▶ _MATERIAL FOR THIS TASK_
****

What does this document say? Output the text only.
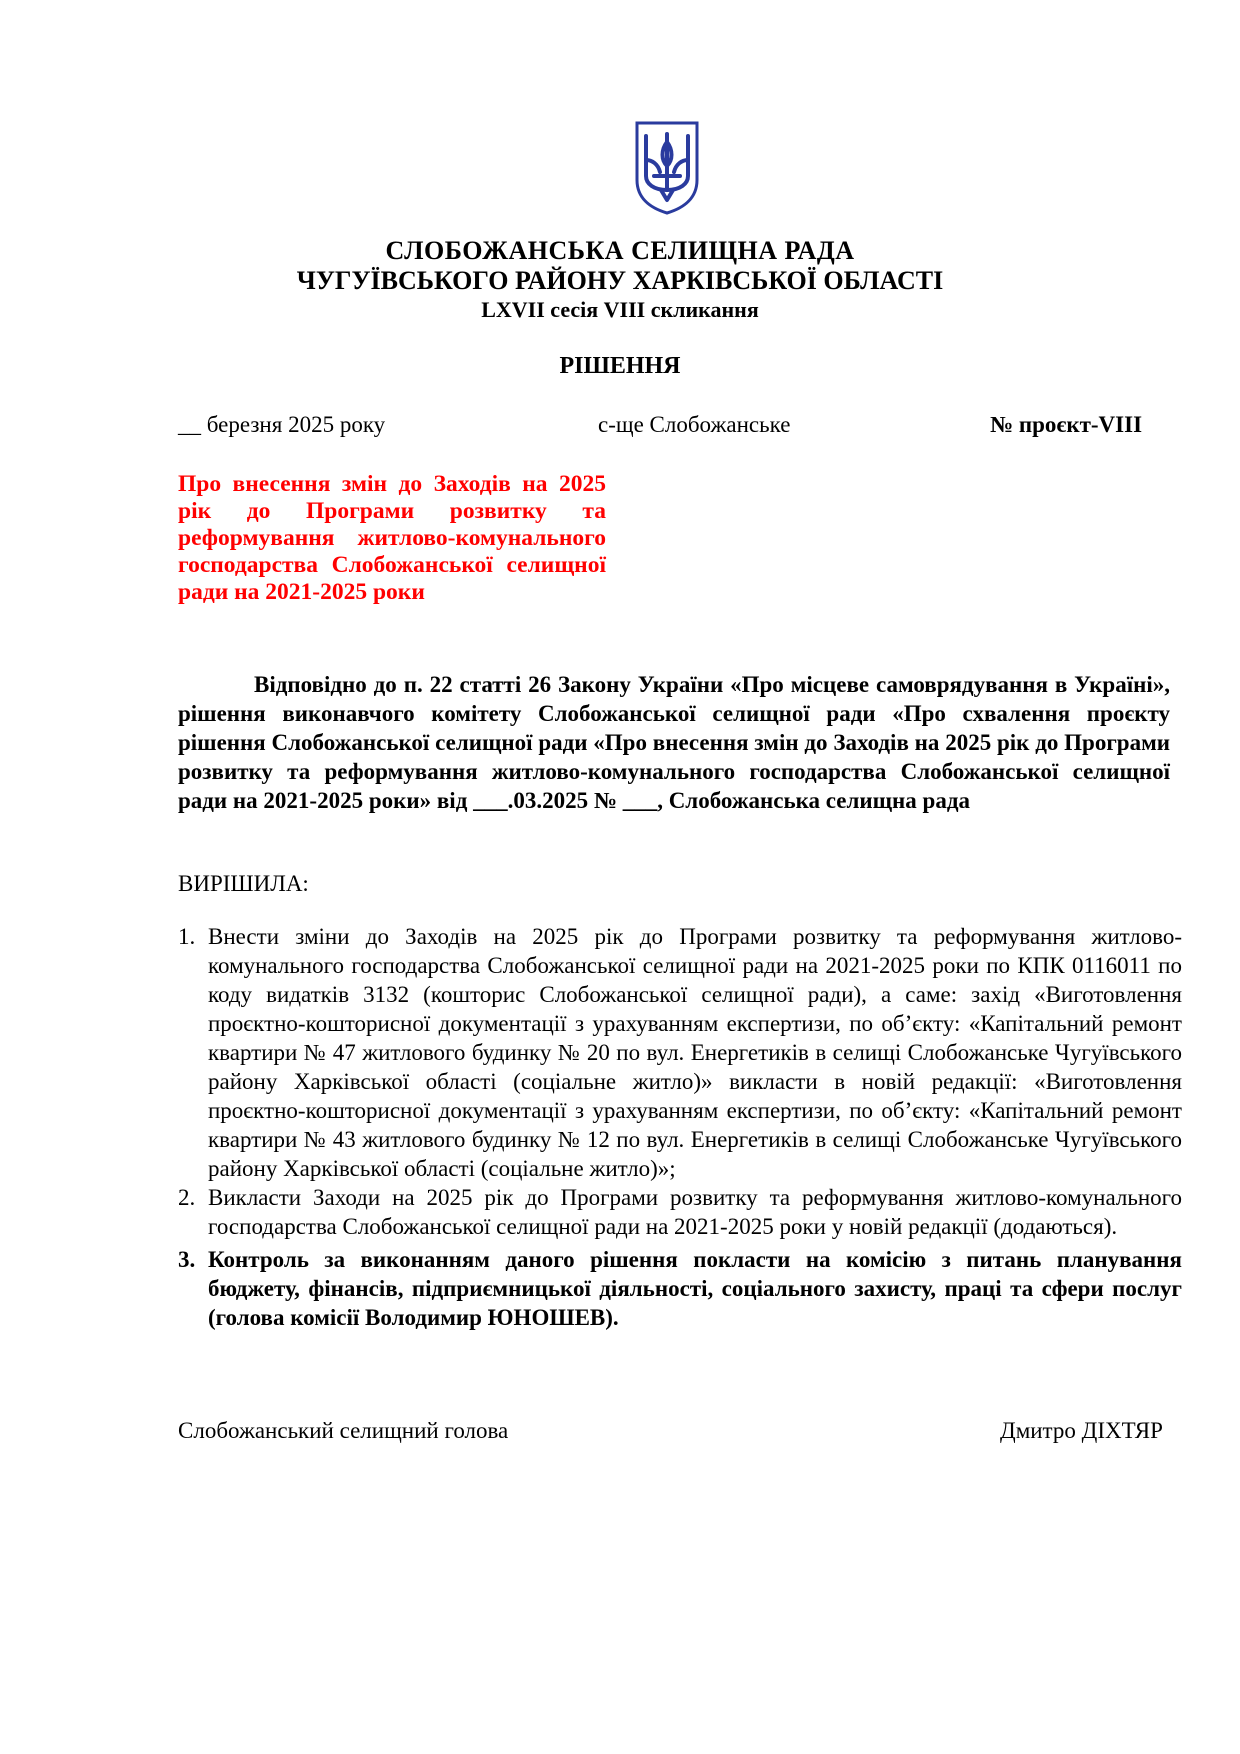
СЛОБОЖАНСЬКА СЕЛИЩНА РАДА
ЧУГУЇВСЬКОГО РАЙОНУ ХАРКІВСЬКОЇ ОБЛАСТІ
LXVII сесія VIII скликання
РІШЕННЯ
__ березня 2025 року	с-ще Слобожанське	№ проєкт-VIII
Про внесення змін до Заходів на 2025 рік до Програми розвитку та реформування житлово-комунального господарства Слобожанської селищної ради на 2021-2025 роки
Відповідно до п. 22 статті 26 Закону України «Про місцеве самоврядування в Україні», рішення виконавчого комітету Слобожанської селищної ради «Про схвалення проєкту рішення Слобожанської селищної ради «Про внесення змін до Заходів на 2025 рік до Програми розвитку та реформування житлово-комунального господарства Слобожанської селищної ради на 2021-2025 роки» від ___.03.2025 № ___, Слобожанська селищна рада
ВИРІШИЛА:
1. Внести зміни до Заходів на 2025 рік до Програми розвитку та реформування житлово-комунального господарства Слобожанської селищної ради на 2021-2025 роки по КПК 0116011 по коду видатків 3132 (кошторис Слобожанської селищної ради), а саме: захід «Виготовлення проєктно-кошторисної документації з урахуванням експертизи, по об’єкту: «Капітальний ремонт квартири № 47 житлового будинку № 20 по вул. Енергетиків в селищі Слобожанське Чугуївського району Харківської області (соціальне житло)» викласти в новій редакції: «Виготовлення проєктно-кошторисної документації з урахуванням експертизи, по об’єкту: «Капітальний ремонт квартири № 43 житлового будинку № 12 по вул. Енергетиків в селищі Слобожанське Чугуївського району Харківської області (соціальне житло)»;
2. Викласти Заходи на 2025 рік до Програми розвитку та реформування житлово-комунального господарства Слобожанської селищної ради на 2021-2025 роки у новій редакції (додаються).
3. Контроль за виконанням даного рішення покласти на комісію з питань планування бюджету, фінансів, підприємницької діяльності, соціального захисту, праці та сфери послуг (голова комісії Володимир ЮНОШЕВ).
Слобожанський селищний голова	Дмитро ДІХТЯР
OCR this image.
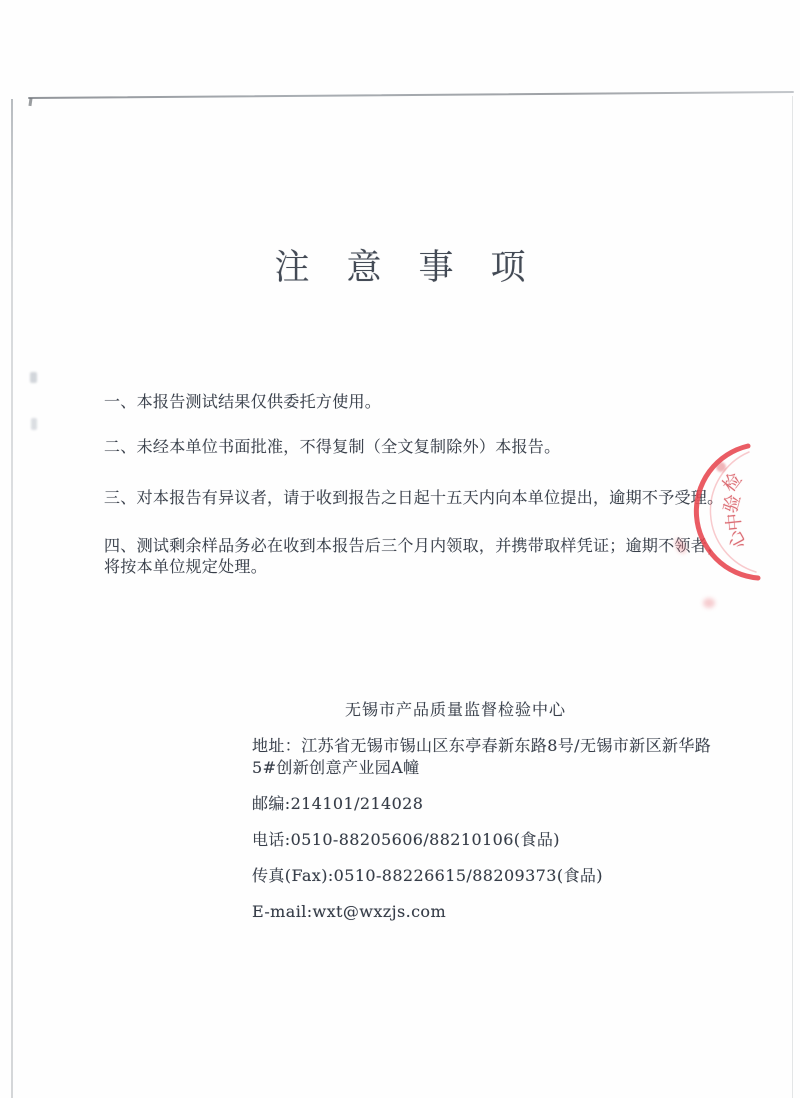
注意事项
一、本报告测试结果仅供委托方使用。
二、未经本单位书面批准，不得复制（全文复制除外）本报告。
三、对本报告有异议者，请于收到报告之日起十五天内向本单位提出，逾期不予受理。
四、测试剩余样品务必在收到本报告后三个月内领取，并携带取样凭证；逾期不领者，
将按本单位规定处理。
无锡市产品质量监督检验中心
地址：江苏省无锡市锡山区东亭春新东路8号/无锡市新区新华路
5#创新创意产业园A幢
邮编:214101/214028
电话:0510-88205606/88210106(食品)
传真(Fax):0510-88226615/88209373(食品)
E-mail:wxt@wxzjs.com
检
验
中
心
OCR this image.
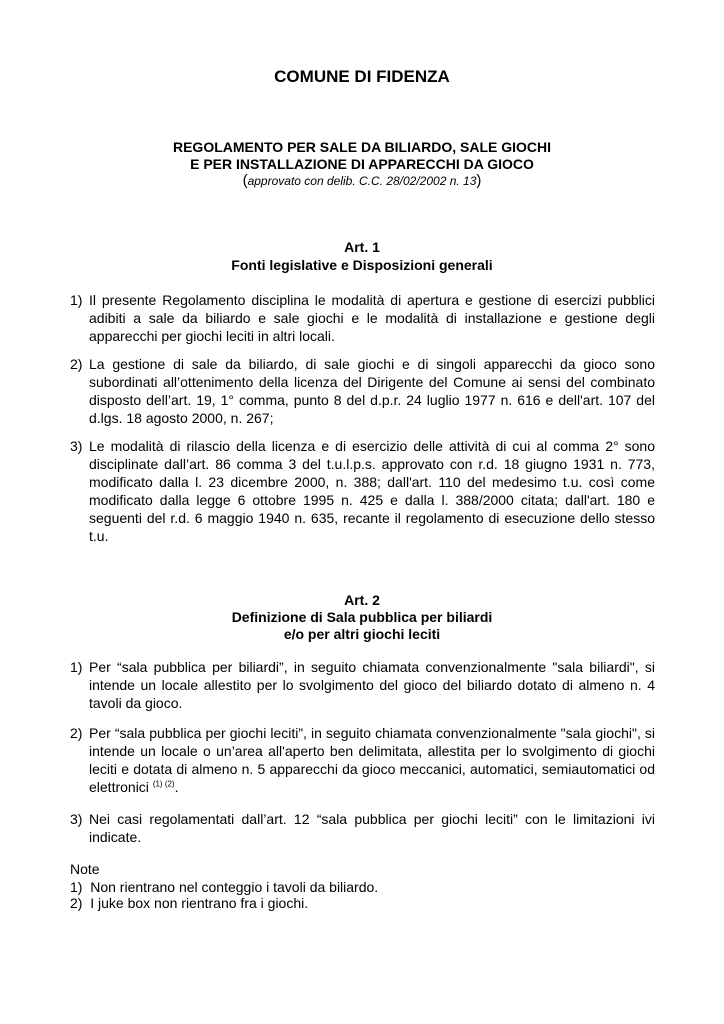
COMUNE DI FIDENZA
REGOLAMENTO PER SALE DA BILIARDO, SALE GIOCHI
E PER INSTALLAZIONE DI APPARECCHI DA GIOCO
(approvato con delib. C.C. 28/02/2002 n. 13)
Art. 1
Fonti legislative e Disposizioni generali
1) Il presente Regolamento disciplina le modalità di apertura e gestione di esercizi pubblici adibiti a sale da biliardo e sale giochi e le modalità di installazione e gestione degli apparecchi per giochi leciti in altri locali.
2) La gestione di sale da biliardo, di sale giochi e di singoli apparecchi da gioco sono subordinati all’ottenimento della licenza del Dirigente del Comune ai sensi del combinato disposto dell’art. 19, 1° comma, punto 8 del d.p.r. 24 luglio 1977 n. 616 e dell'art. 107 del d.lgs. 18 agosto 2000, n. 267;
3) Le modalità di rilascio della licenza e di esercizio delle attività di cui al comma 2° sono disciplinate dall’art. 86 comma 3 del t.u.l.p.s. approvato con r.d. 18 giugno 1931 n. 773, modificato dalla l. 23 dicembre 2000, n. 388; dall'art. 110 del medesimo t.u. così come modificato dalla legge 6 ottobre 1995 n. 425 e dalla l. 388/2000 citata; dall'art. 180 e seguenti del r.d. 6 maggio 1940 n. 635, recante il regolamento di esecuzione dello stesso t.u.
Art. 2
Definizione di Sala pubblica per biliardi
e/o per altri giochi leciti
1) Per “sala pubblica per biliardi”, in seguito chiamata convenzionalmente "sala biliardi", si intende un locale allestito per lo svolgimento del gioco del biliardo dotato di almeno n. 4 tavoli da gioco.
2) Per “sala pubblica per giochi leciti”, in seguito chiamata convenzionalmente "sala giochi", si intende un locale o un’area all'aperto ben delimitata, allestita per lo svolgimento di giochi leciti e dotata di almeno n. 5 apparecchi da gioco meccanici, automatici, semiautomatici od elettronici $^{(1) (2)}$.
3) Nei casi regolamentati dall’art. 12 “sala pubblica per giochi leciti” con le limitazioni ivi indicate.
Note
1)  Non rientrano nel conteggio i tavoli da biliardo.
2)  I juke box non rientrano fra i giochi.
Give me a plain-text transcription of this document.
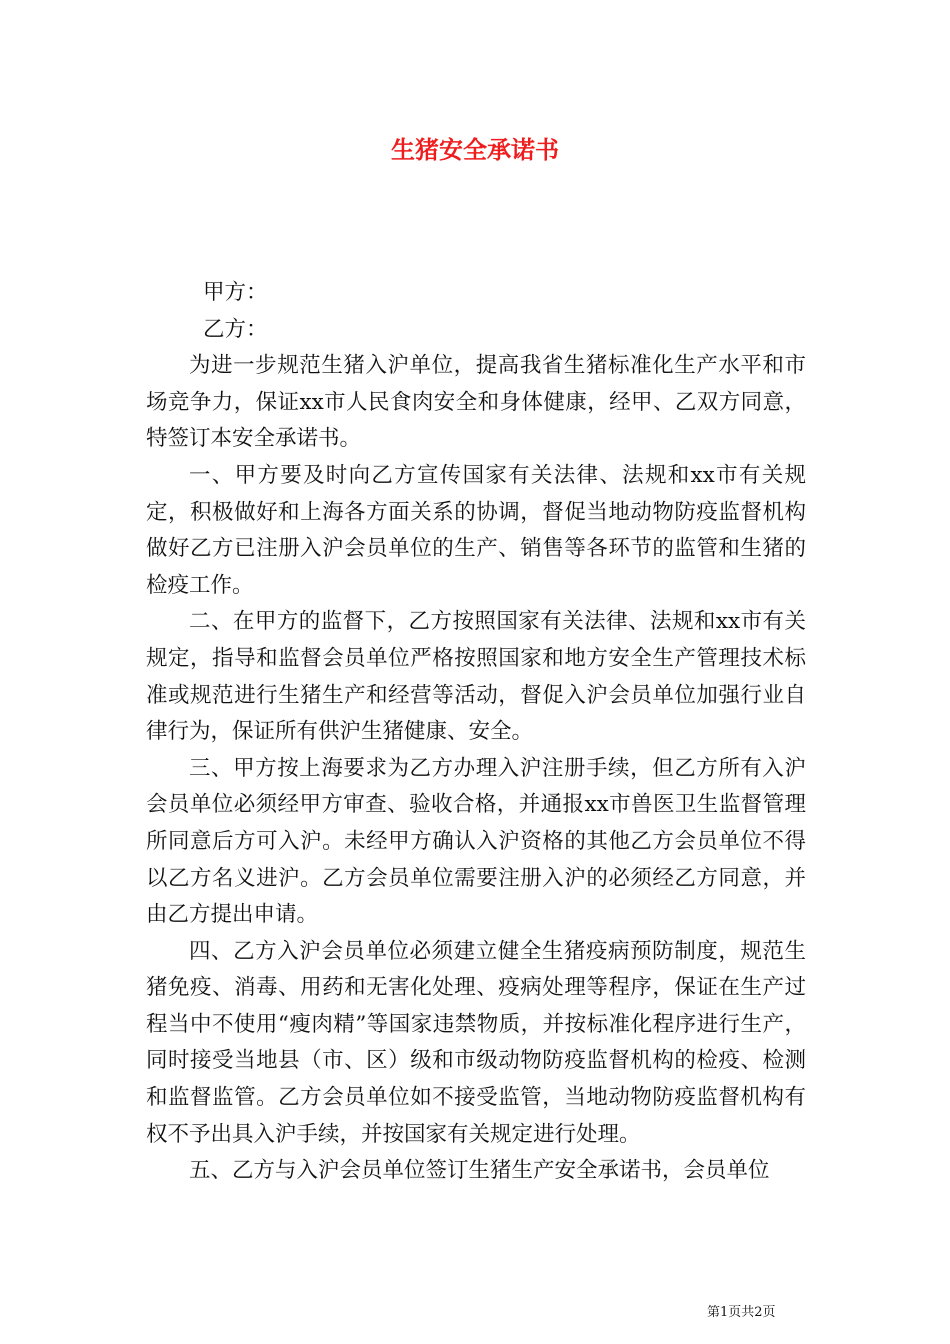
生猪安全承诺书

甲方：

乙方：

为进一步规范生猪入沪单位，提高我省生猪标准化生产水平和市场竞争力，保证xx市人民食肉安全和身体健康，经甲、乙双方同意，特签订本安全承诺书。

一、甲方要及时向乙方宣传国家有关法律、法规和xx市有关规定，积极做好和上海各方面关系的协调，督促当地动物防疫监督机构做好乙方已注册入沪会员单位的生产、销售等各环节的监管和生猪的检疫工作。

二、在甲方的监督下，乙方按照国家有关法律、法规和xx市有关规定，指导和监督会员单位严格按照国家和地方安全生产管理技术标准或规范进行生猪生产和经营等活动，督促入沪会员单位加强行业自律行为，保证所有供沪生猪健康、安全。

三、甲方按上海要求为乙方办理入沪注册手续，但乙方所有入沪会员单位必须经甲方审查、验收合格，并通报xx市兽医卫生监督管理所同意后方可入沪。未经甲方确认入沪资格的其他乙方会员单位不得以乙方名义进沪。乙方会员单位需要注册入沪的必须经乙方同意，并由乙方提出申请。

四、乙方入沪会员单位必须建立健全生猪疫病预防制度，规范生猪免疫、消毒、用药和无害化处理、疫病处理等程序，保证在生产过程当中不使用“瘦肉精”等国家违禁物质，并按标准化程序进行生产，同时接受当地县（市、区）级和市级动物防疫监督机构的检疫、检测和监督监管。乙方会员单位如不接受监管，当地动物防疫监督机构有权不予出具入沪手续，并按国家有关规定进行处理。

五、乙方与入沪会员单位签订生猪生产安全承诺书，会员单位

第1页共2页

****

▶ _WORK INSTRUCTIONS_
Return all of the entries word for word, but omit the pictures.

▶ _ANSWER TO THE EXERCISE_
What does this document say? Output the text only.
СЛОБОЖАНСЬКА СЕЛИЩНА РАДА
ЧУГУЇВСЬКОГО РАЙОНУ ХАРКІВСЬКОЇ ОБЛАСТІ
LXVII сесія VIII скликання
РІШЕННЯ
__ березня 2025 року	с-ще Слобожанське	№ проєкт-VIII
Про внесення змін до Заходів на 2025 рік до Програми розвитку та реформування житлово-комунального господарства Слобожанської селищної ради на 2021-2025 роки
Відповідно до п. 22 статті 26 Закону України «Про місцеве самоврядування в Україні», рішення виконавчого комітету Слобожанської селищної ради «Про схвалення проєкту рішення Слобожанської селищної ради «Про внесення змін до Заходів на 2025 рік до Програми розвитку та реформування житлово-комунального господарства Слобожанської селищної ради на 2021-2025 роки» від ___.03.2025 № ___, Слобожанська селищна рада
ВИРІШИЛА:
1. Внести зміни до Заходів на 2025 рік до Програми розвитку та реформування житлово-комунального господарства Слобожанської селищної ради на 2021-2025 роки по КПК 0116011 по коду видатків 3132 (кошторис Слобожанської селищної ради), а саме: захід «Виготовлення проєктно-кошторисної документації з урахуванням експертизи, по об’єкту: «Капітальний ремонт квартири № 47 житлового будинку № 20 по вул. Енергетиків в селищі Слобожанське Чугуївського району Харківської області (соціальне житло)» викласти в новій редакції: «Виготовлення проєктно-кошторисної документації з урахуванням експертизи, по об’єкту: «Капітальний ремонт квартири № 43 житлового будинку № 12 по вул. Енергетиків в селищі Слобожанське Чугуївського району Харківської області (соціальне житло)»;
2. Викласти Заходи на 2025 рік до Програми розвитку та реформування житлово-комунального господарства Слобожанської селищної ради на 2021-2025 роки у новій редакції (додаються).
3. Контроль за виконанням даного рішення покласти на комісію з питань планування бюджету, фінансів, підприємницької діяльності, соціального захисту, праці та сфери послуг (голова комісії Володимир ЮНОШЕВ).
Слобожанський селищний голова	Дмитро ДІХТЯР
OCR this image.
注意事项
一、本报告测试结果仅供委托方使用。
二、未经本单位书面批准，不得复制（全文复制除外）本报告。
三、对本报告有异议者，请于收到报告之日起十五天内向本单位提出，逾期不予受理。
四、测试剩余样品务必在收到本报告后三个月内领取，并携带取样凭证；逾期不领者，
将按本单位规定处理。
无锡市产品质量监督检验中心
地址：江苏省无锡市锡山区东亭春新东路8号/无锡市新区新华路
5#创新创意产业园A幢
邮编:214101/214028
电话:0510-88205606/88210106(食品)
传真(Fax):0510-88226615/88209373(食品)
E-mail:wxt@wxzjs.com
检
验
中
心
OCR this image.
COMUNE DI FIDENZA
REGOLAMENTO PER SALE DA BILIARDO, SALE GIOCHI
E PER INSTALLAZIONE DI APPARECCHI DA GIOCO
(approvato con delib. C.C. 28/02/2002 n. 13)
Art. 1
Fonti legislative e Disposizioni generali
1) Il presente Regolamento disciplina le modalità di apertura e gestione di esercizi pubblici adibiti a sale da biliardo e sale giochi e le modalità di installazione e gestione degli apparecchi per giochi leciti in altri locali.
2) La gestione di sale da biliardo, di sale giochi e di singoli apparecchi da gioco sono subordinati all’ottenimento della licenza del Dirigente del Comune ai sensi del combinato disposto dell’art. 19, 1° comma, punto 8 del d.p.r. 24 luglio 1977 n. 616 e dell'art. 107 del d.lgs. 18 agosto 2000, n. 267;
3) Le modalità di rilascio della licenza e di esercizio delle attività di cui al comma 2° sono disciplinate dall’art. 86 comma 3 del t.u.l.p.s. approvato con r.d. 18 giugno 1931 n. 773, modificato dalla l. 23 dicembre 2000, n. 388; dall'art. 110 del medesimo t.u. così come modificato dalla legge 6 ottobre 1995 n. 425 e dalla l. 388/2000 citata; dall'art. 180 e seguenti del r.d. 6 maggio 1940 n. 635, recante il regolamento di esecuzione dello stesso t.u.
Art. 2
Definizione di Sala pubblica per biliardi
e/o per altri giochi leciti
1) Per “sala pubblica per biliardi”, in seguito chiamata convenzionalmente "sala biliardi", si intende un locale allestito per lo svolgimento del gioco del biliardo dotato di almeno n. 4 tavoli da gioco.
2) Per “sala pubblica per giochi leciti”, in seguito chiamata convenzionalmente "sala giochi", si intende un locale o un’area all'aperto ben delimitata, allestita per lo svolgimento di giochi leciti e dotata di almeno n. 5 apparecchi da gioco meccanici, automatici, semiautomatici od elettronici $^{(1) (2)}$.
3) Nei casi regolamentati dall’art. 12 “sala pubblica per giochi leciti” con le limitazioni ivi indicate.
Note
1)  Non rientrano nel conteggio i tavoli da biliardo.
2)  I juke box non rientrano fra i giochi.
Give me a plain-text transcription of this document.
生猪安全承诺书

甲方：

乙方：

为进一步规范生猪入沪单位，提高我省生猪标准化生产水平和市场竞争力，保证xx市人民食肉安全和身体健康，经甲、乙双方同意，特签订本安全承诺书。

一、甲方要及时向乙方宣传国家有关法律、法规和xx市有关规定，积极做好和上海各方面关系的协调，督促当地动物防疫监督机构做好乙方已注册入沪会员单位的生产、销售等各环节的监管和生猪的检疫工作。

二、在甲方的监督下，乙方按照国家有关法律、法规和xx市有关规定，指导和监督会员单位严格按照国家和地方安全生产管理技术标准或规范进行生猪生产和经营等活动，督促入沪会员单位加强行业自律行为，保证所有供沪生猪健康、安全。

三、甲方按上海要求为乙方办理入沪注册手续，但乙方所有入沪会员单位必须经甲方审查、验收合格，并通报xx市兽医卫生监督管理所同意后方可入沪。未经甲方确认入沪资格的其他乙方会员单位不得以乙方名义进沪。乙方会员单位需要注册入沪的必须经乙方同意，并由乙方提出申请。

四、乙方入沪会员单位必须建立健全生猪疫病预防制度，规范生猪免疫、消毒、用药和无害化处理、疫病处理等程序，保证在生产过程当中不使用“瘦肉精”等国家违禁物质，并按标准化程序进行生产，同时接受当地县（市、区）级和市级动物防疫监督机构的检疫、检测和监督监管。乙方会员单位如不接受监管，当地动物防疫监督机构有权不予出具入沪手续，并按国家有关规定进行处理。

五、乙方与入沪会员单位签订生猪生产安全承诺书，会员单位

第1页共2页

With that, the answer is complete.